-- START SOURCE EXTRACT --

# Megs' 45 second Review of her new Chlorophyll Cassette



## Vlad

Thought I'd post this here, I'll have @Megs answer any questions you may have about her new bag!


----------



## jbags07

I think the color and cool leather effect is just   We always say here on the BV forum that Bottega has the best colors, and this green is just outstanding. What a fun bag to carry, love your review


----------



## gagabag

That psychedelic colour is amazing! Love it but not for me! Will admire it from afar


----------



## snibor

Love it!


----------



## Vlad

gagabag said:


> That psychedelic colour is amazing! Love it but not for me! Will admire it from afar




_Psychadelic_ is exactly right. When I first saw it, I didn't like it very much UNTIL the sun beams hit it straight on and little movement made the whole bag come to life. I have never seen this effect in any other of Megs' bags before.

-- END SOURCE EXTRACT --

WORK INSTRUCTIONS>
(a) Do these statements agree with the Chlorophyll Cassette thread? Answer yes or no for each, quoting the words that decide it. (i) Vlad liked the bag right away on first seeing it. (ii) gagabag wants the bag for herself. (iii) jbags07 says the BV forum holds that Bottega has the best colors.
(b) According to Vlad in the Chlorophyll Cassette thread, what made the whole bag come to life?

-- START SOURCE DATA --

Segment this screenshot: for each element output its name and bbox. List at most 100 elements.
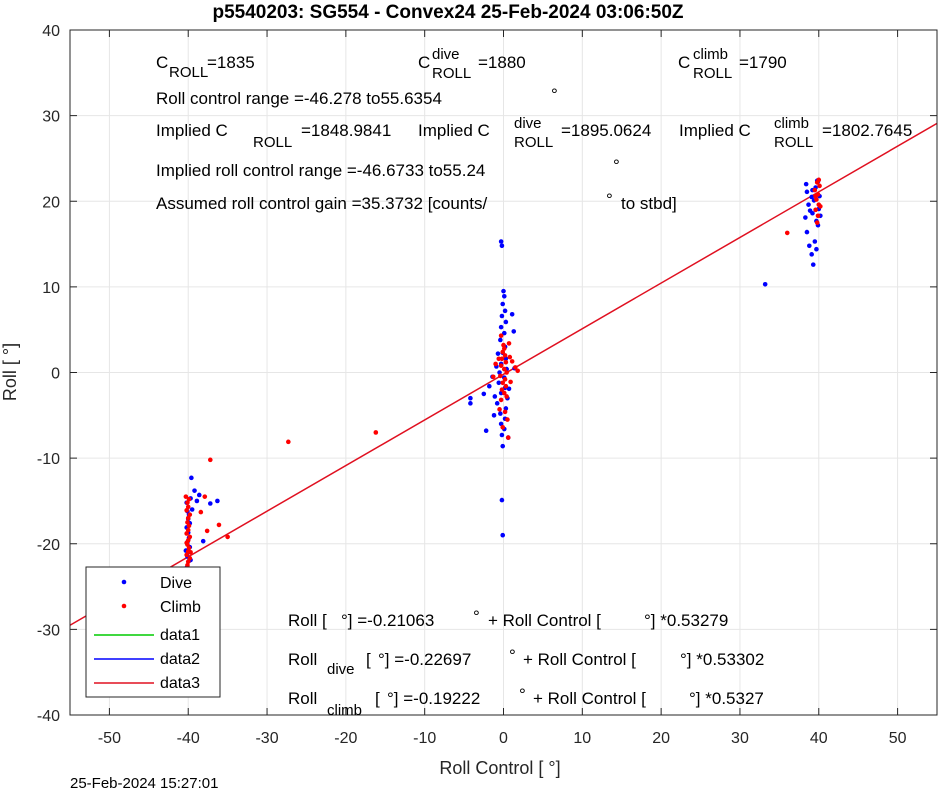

-- END SOURCE DATA --

ANSWERS PER TASK>
(a)
(i) No: "When I first saw it, I didn't like it very much UNTIL the sun beams hit it straight on"
(ii) No: "Love it but not for me! Will admire it from afar"
(iii) Yes: "We always say here on the BV forum that Bottega has the best colors"

(b) Little movement once the sun beams hit it straight on.